What to do: Go through the data below and copy it exactly, skipping every picture.

Records for processing:

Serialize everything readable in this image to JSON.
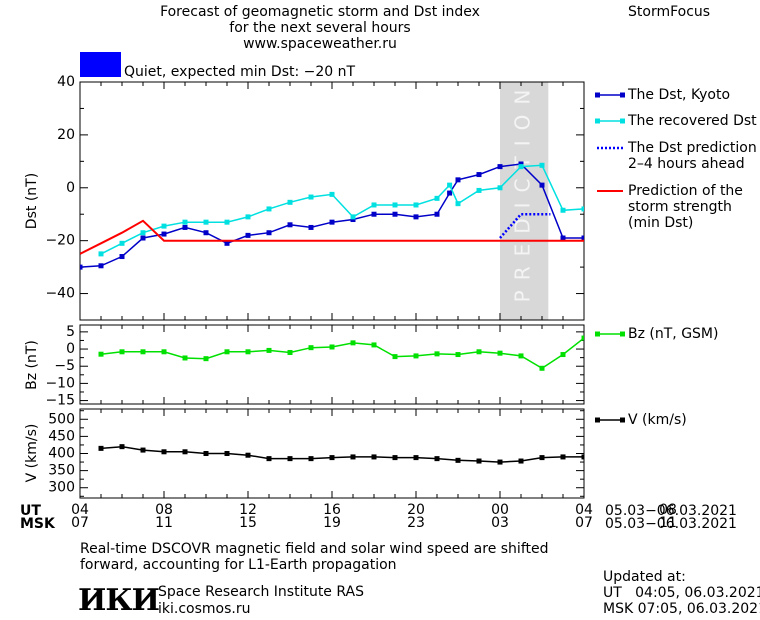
{
  "header": {
    "title_lines": [
      "Forecast of geomagnetic storm and Dst index",
      "for the next several hours",
      "www.spaceweather.ru"
    ],
    "brand": "StormFocus"
  },
  "status": {
    "text": "Quiet, expected min Dst: −20 nT",
    "color": "#0000ff"
  },
  "chart_data": [
    {
      "type": "line",
      "ylabel": "Dst (nT)",
      "ylim": [
        -50,
        40
      ],
      "yticks": [
        40,
        20,
        0,
        -20,
        -40
      ],
      "x_hours": [
        4,
        28
      ],
      "prediction_band": {
        "x": [
          24,
          26.3
        ],
        "label": "PREDICTION",
        "color": "#d8d8d8"
      },
      "series": [
        {
          "name": "The Dst, Kyoto",
          "color": "#0000c8",
          "marker": "square",
          "x": [
            4,
            5,
            6,
            7,
            8,
            9,
            10,
            11,
            12,
            13,
            14,
            15,
            16,
            17,
            18,
            19,
            20,
            21,
            21.6,
            22,
            23,
            24,
            25,
            26,
            27,
            28,
            28.8
          ],
          "y": [
            -30,
            -29.5,
            -26,
            -19,
            -17.5,
            -15,
            -17,
            -21,
            -18,
            -17,
            -14,
            -15,
            -13,
            -12,
            -10,
            -10,
            -11,
            -10,
            -2,
            3,
            5,
            8,
            9,
            1,
            -19,
            -19,
            -19
          ]
        },
        {
          "name": "The recovered Dst",
          "color": "#00e0e0",
          "marker": "square",
          "x": [
            5,
            6,
            7,
            8,
            9,
            10,
            11,
            12,
            13,
            14,
            15,
            16,
            17,
            18,
            19,
            20,
            21,
            21.6,
            22,
            23,
            24,
            25,
            26,
            27,
            28
          ],
          "y": [
            -25,
            -21,
            -17,
            -14.5,
            -13,
            -13,
            -13,
            -11,
            -8,
            -5.5,
            -3.5,
            -2.5,
            -11,
            -6.5,
            -6.5,
            -6.5,
            -4,
            1,
            -6,
            -1,
            0,
            8,
            8.5,
            -8.5,
            -8
          ]
        },
        {
          "name": "The Dst prediction\n2–4 hours ahead",
          "color": "#0000ff",
          "style": "dotted",
          "x": [
            24,
            25,
            26.4
          ],
          "y": [
            -19,
            -10,
            -10
          ]
        },
        {
          "name": "Prediction of the\nstorm strength\n(min Dst)",
          "color": "#ff0000",
          "style": "solid",
          "x": [
            4,
            5,
            6,
            7,
            8,
            9,
            10,
            11,
            12,
            13,
            14,
            15,
            16,
            17,
            18,
            19,
            20,
            21,
            22,
            23,
            24,
            25,
            26,
            27,
            28
          ],
          "y": [
            -25,
            -21,
            -17,
            -12.5,
            -20,
            -20,
            -20,
            -20,
            -20,
            -20,
            -20,
            -20,
            -20,
            -20,
            -20,
            -20,
            -20,
            -20,
            -20,
            -20,
            -20,
            -20,
            -20,
            -20,
            -20
          ]
        }
      ]
    },
    {
      "type": "line",
      "ylabel": "Bz (nT)",
      "ylim": [
        -16,
        7
      ],
      "yticks": [
        5,
        0,
        -5,
        -10,
        -15
      ],
      "series": [
        {
          "name": "Bz (nT, GSM)",
          "color": "#00e000",
          "marker": "square",
          "x": [
            5,
            6,
            7,
            8,
            9,
            10,
            11,
            12,
            13,
            14,
            15,
            16,
            17,
            18,
            19,
            20,
            21,
            22,
            23,
            24,
            25,
            26,
            27,
            28
          ],
          "y": [
            -1.5,
            -0.8,
            -0.8,
            -0.8,
            -2.6,
            -2.8,
            -0.8,
            -0.8,
            -0.4,
            -1,
            0.4,
            0.6,
            1.8,
            1.2,
            -2.2,
            -2,
            -1.4,
            -1.6,
            -0.8,
            -1.2,
            -2,
            -5.6,
            -1.6,
            3.2
          ]
        }
      ]
    },
    {
      "type": "line",
      "ylabel": "V (km/s)",
      "ylim": [
        270,
        530
      ],
      "yticks": [
        500,
        450,
        400,
        350,
        300
      ],
      "series": [
        {
          "name": "V (km/s)",
          "color": "#000000",
          "marker": "square",
          "x": [
            5,
            6,
            7,
            8,
            9,
            10,
            11,
            12,
            13,
            14,
            15,
            16,
            17,
            18,
            19,
            20,
            21,
            22,
            23,
            24,
            25,
            26,
            27,
            28
          ],
          "y": [
            415,
            420,
            410,
            405,
            405,
            400,
            400,
            395,
            385,
            385,
            385,
            388,
            390,
            390,
            388,
            388,
            385,
            380,
            378,
            375,
            378,
            388,
            390,
            390
          ]
        }
      ]
    }
  ],
  "axis": {
    "ut_label": "UT",
    "msk_label": "MSK",
    "ut_ticks": [
      "04",
      "08",
      "12",
      "16",
      "20",
      "00",
      "04",
      "08"
    ],
    "msk_ticks": [
      "07",
      "11",
      "15",
      "19",
      "23",
      "03",
      "07",
      "11"
    ],
    "date_range": "05.03−06.03.2021"
  },
  "footer": {
    "note": [
      "Real-time DSCOVR magnetic field and solar wind speed are shifted",
      "forward, accounting for L1-Earth propagation"
    ],
    "logo_text": "ИКИ",
    "institute": "Space Research Institute RAS",
    "site": "iki.cosmos.ru",
    "updated_label": "Updated at:",
    "updated_ut": "UT   04:05, 06.03.2021",
    "updated_msk": "MSK 07:05, 06.03.2021"
  }
}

Written reply:
Serialize everything readable in this image to JSON.
{
  "header": {
    "title_lines": [
      "Forecast of geomagnetic storm and Dst index",
      "for the next several hours",
      "www.spaceweather.ru"
    ],
    "brand": "StormFocus"
  },
  "status": {
    "text": "Quiet, expected min Dst: −20 nT",
    "color": "#0000ff"
  },
  "chart_data": [
    {
      "type": "line",
      "ylabel": "Dst (nT)",
      "ylim": [
        -50,
        40
      ],
      "yticks": [
        40,
        20,
        0,
        -20,
        -40
      ],
      "x_hours": [
        4,
        28
      ],
      "prediction_band": {
        "x": [
          24,
          26.3
        ],
        "label": "PREDICTION",
        "color": "#d8d8d8"
      },
      "series": [
        {
          "name": "The Dst, Kyoto",
          "color": "#0000c8",
          "marker": "square",
          "x": [
            4,
            5,
            6,
            7,
            8,
            9,
            10,
            11,
            12,
            13,
            14,
            15,
            16,
            17,
            18,
            19,
            20,
            21,
            21.6,
            22,
            23,
            24,
            25,
            26,
            27,
            28,
            28.8
          ],
          "y": [
            -30,
            -29.5,
            -26,
            -19,
            -17.5,
            -15,
            -17,
            -21,
            -18,
            -17,
            -14,
            -15,
            -13,
            -12,
            -10,
            -10,
            -11,
            -10,
            -2,
            3,
            5,
            8,
            9,
            1,
            -19,
            -19,
            -19
          ]
        },
        {
          "name": "The recovered Dst",
          "color": "#00e0e0",
          "marker": "square",
          "x": [
            5,
            6,
            7,
            8,
            9,
            10,
            11,
            12,
            13,
            14,
            15,
            16,
            17,
            18,
            19,
            20,
            21,
            21.6,
            22,
            23,
            24,
            25,
            26,
            27,
            28
          ],
          "y": [
            -25,
            -21,
            -17,
            -14.5,
            -13,
            -13,
            -13,
            -11,
            -8,
            -5.5,
            -3.5,
            -2.5,
            -11,
            -6.5,
            -6.5,
            -6.5,
            -4,
            1,
            -6,
            -1,
            0,
            8,
            8.5,
            -8.5,
            -8
          ]
        },
        {
          "name": "The Dst prediction\n2–4 hours ahead",
          "color": "#0000ff",
          "style": "dotted",
          "x": [
            24,
            25,
            26.4
          ],
          "y": [
            -19,
            -10,
            -10
          ]
        },
        {
          "name": "Prediction of the\nstorm strength\n(min Dst)",
          "color": "#ff0000",
          "style": "solid",
          "x": [
            4,
            5,
            6,
            7,
            8,
            9,
            10,
            11,
            12,
            13,
            14,
            15,
            16,
            17,
            18,
            19,
            20,
            21,
            22,
            23,
            24,
            25,
            26,
            27,
            28
          ],
          "y": [
            -25,
            -21,
            -17,
            -12.5,
            -20,
            -20,
            -20,
            -20,
            -20,
            -20,
            -20,
            -20,
            -20,
            -20,
            -20,
            -20,
            -20,
            -20,
            -20,
            -20,
            -20,
            -20,
            -20,
            -20,
            -20
          ]
        }
      ]
    },
    {
      "type": "line",
      "ylabel": "Bz (nT)",
      "ylim": [
        -16,
        7
      ],
      "yticks": [
        5,
        0,
        -5,
        -10,
        -15
      ],
      "series": [
        {
          "name": "Bz (nT, GSM)",
          "color": "#00e000",
          "marker": "square",
          "x": [
            5,
            6,
            7,
            8,
            9,
            10,
            11,
            12,
            13,
            14,
            15,
            16,
            17,
            18,
            19,
            20,
            21,
            22,
            23,
            24,
            25,
            26,
            27,
            28
          ],
          "y": [
            -1.5,
            -0.8,
            -0.8,
            -0.8,
            -2.6,
            -2.8,
            -0.8,
            -0.8,
            -0.4,
            -1,
            0.4,
            0.6,
            1.8,
            1.2,
            -2.2,
            -2,
            -1.4,
            -1.6,
            -0.8,
            -1.2,
            -2,
            -5.6,
            -1.6,
            3.2
          ]
        }
      ]
    },
    {
      "type": "line",
      "ylabel": "V (km/s)",
      "ylim": [
        270,
        530
      ],
      "yticks": [
        500,
        450,
        400,
        350,
        300
      ],
      "series": [
        {
          "name": "V (km/s)",
          "color": "#000000",
          "marker": "square",
          "x": [
            5,
            6,
            7,
            8,
            9,
            10,
            11,
            12,
            13,
            14,
            15,
            16,
            17,
            18,
            19,
            20,
            21,
            22,
            23,
            24,
            25,
            26,
            27,
            28
          ],
          "y": [
            415,
            420,
            410,
            405,
            405,
            400,
            400,
            395,
            385,
            385,
            385,
            388,
            390,
            390,
            388,
            388,
            385,
            380,
            378,
            375,
            378,
            388,
            390,
            390
          ]
        }
      ]
    }
  ],
  "axis": {
    "ut_label": "UT",
    "msk_label": "MSK",
    "ut_ticks": [
      "04",
      "08",
      "12",
      "16",
      "20",
      "00",
      "04",
      "08"
    ],
    "msk_ticks": [
      "07",
      "11",
      "15",
      "19",
      "23",
      "03",
      "07",
      "11"
    ],
    "date_range": "05.03−06.03.2021"
  },
  "footer": {
    "note": [
      "Real-time DSCOVR magnetic field and solar wind speed are shifted",
      "forward, accounting for L1-Earth propagation"
    ],
    "logo_text": "ИКИ",
    "institute": "Space Research Institute RAS",
    "site": "iki.cosmos.ru",
    "updated_label": "Updated at:",
    "updated_ut": "UT   04:05, 06.03.2021",
    "updated_msk": "MSK 07:05, 06.03.2021"
  }
}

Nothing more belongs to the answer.